**** Source records
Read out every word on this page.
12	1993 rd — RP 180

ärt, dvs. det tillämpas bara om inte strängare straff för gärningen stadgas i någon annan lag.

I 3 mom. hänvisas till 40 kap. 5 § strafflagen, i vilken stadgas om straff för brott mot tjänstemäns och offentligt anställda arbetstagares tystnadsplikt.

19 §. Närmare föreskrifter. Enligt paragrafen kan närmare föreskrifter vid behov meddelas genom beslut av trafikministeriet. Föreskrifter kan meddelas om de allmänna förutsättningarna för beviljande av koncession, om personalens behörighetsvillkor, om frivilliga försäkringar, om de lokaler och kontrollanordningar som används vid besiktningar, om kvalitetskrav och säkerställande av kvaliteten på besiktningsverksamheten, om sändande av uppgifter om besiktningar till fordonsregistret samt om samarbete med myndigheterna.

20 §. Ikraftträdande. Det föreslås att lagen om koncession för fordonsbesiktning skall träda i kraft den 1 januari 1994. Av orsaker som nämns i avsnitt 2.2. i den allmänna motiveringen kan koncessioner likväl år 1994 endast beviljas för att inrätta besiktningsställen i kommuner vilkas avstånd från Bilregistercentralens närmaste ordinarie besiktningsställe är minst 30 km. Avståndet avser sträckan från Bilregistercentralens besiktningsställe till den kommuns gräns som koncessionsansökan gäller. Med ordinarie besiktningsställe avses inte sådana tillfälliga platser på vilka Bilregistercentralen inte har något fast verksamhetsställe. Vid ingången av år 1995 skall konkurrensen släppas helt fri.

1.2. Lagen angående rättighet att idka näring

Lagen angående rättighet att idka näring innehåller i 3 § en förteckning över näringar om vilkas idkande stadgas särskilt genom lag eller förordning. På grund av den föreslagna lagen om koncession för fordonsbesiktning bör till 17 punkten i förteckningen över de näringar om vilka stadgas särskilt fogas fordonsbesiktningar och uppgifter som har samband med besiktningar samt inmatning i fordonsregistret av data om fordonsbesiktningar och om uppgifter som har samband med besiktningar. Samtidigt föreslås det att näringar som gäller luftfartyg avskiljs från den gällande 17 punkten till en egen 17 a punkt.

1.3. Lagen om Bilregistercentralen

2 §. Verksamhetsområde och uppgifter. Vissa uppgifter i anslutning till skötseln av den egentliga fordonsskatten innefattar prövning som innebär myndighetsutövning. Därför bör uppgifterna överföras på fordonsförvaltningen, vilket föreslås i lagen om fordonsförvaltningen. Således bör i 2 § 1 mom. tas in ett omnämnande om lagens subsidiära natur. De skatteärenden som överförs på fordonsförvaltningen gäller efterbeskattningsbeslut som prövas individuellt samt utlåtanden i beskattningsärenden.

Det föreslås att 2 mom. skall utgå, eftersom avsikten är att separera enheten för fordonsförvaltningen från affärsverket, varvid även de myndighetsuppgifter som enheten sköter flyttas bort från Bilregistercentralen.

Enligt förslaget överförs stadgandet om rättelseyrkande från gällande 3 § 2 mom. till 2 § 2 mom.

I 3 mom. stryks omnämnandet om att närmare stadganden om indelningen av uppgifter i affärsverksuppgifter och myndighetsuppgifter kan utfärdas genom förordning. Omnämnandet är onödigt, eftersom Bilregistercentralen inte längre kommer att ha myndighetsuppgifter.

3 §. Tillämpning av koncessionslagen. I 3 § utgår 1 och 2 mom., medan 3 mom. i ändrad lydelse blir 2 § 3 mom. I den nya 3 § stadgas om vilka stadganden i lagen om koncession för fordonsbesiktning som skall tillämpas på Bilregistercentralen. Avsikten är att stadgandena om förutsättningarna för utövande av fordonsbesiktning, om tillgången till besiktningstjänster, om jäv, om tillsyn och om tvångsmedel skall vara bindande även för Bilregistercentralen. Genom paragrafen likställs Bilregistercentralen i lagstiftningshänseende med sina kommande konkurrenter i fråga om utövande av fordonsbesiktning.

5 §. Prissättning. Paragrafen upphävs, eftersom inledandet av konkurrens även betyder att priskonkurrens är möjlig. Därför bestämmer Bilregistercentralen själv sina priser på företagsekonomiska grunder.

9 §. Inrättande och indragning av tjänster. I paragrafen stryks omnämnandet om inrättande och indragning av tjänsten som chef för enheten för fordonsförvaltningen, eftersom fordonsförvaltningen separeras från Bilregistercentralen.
********
In the entries above, which lines hold the word "förordning"? Copy them out.

Lagen angående rättighet att idka näring innehåller i 3 § en förteckning över näringar om vilkas idkande stadgas särskilt genom lag eller förordning. På grund av den föreslagna lagen om koncession för fordonsbesiktning bör till 17 punkten i förteckningen över de näringar om vilka stadgas särskilt fogas fordonsbesiktningar och uppgifter som har samband med besiktningar samt inmatning i fordonsregistret av data om fordonsbesiktningar och om uppgifter som har samband med besiktningar. Samtidigt föreslås det att näringar som gäller luftfartyg avskiljs från den gällande 17 punkten till en egen 17 a punkt.
I 3 mom. stryks omnämnandet om att närmare stadganden om indelningen av uppgifter i affärsverksuppgifter och myndighetsuppgifter kan utfärdas genom förordning. Omnämnandet är onödigt, eftersom Bilregistercentralen inte längre kommer att ha myndighetsuppgifter.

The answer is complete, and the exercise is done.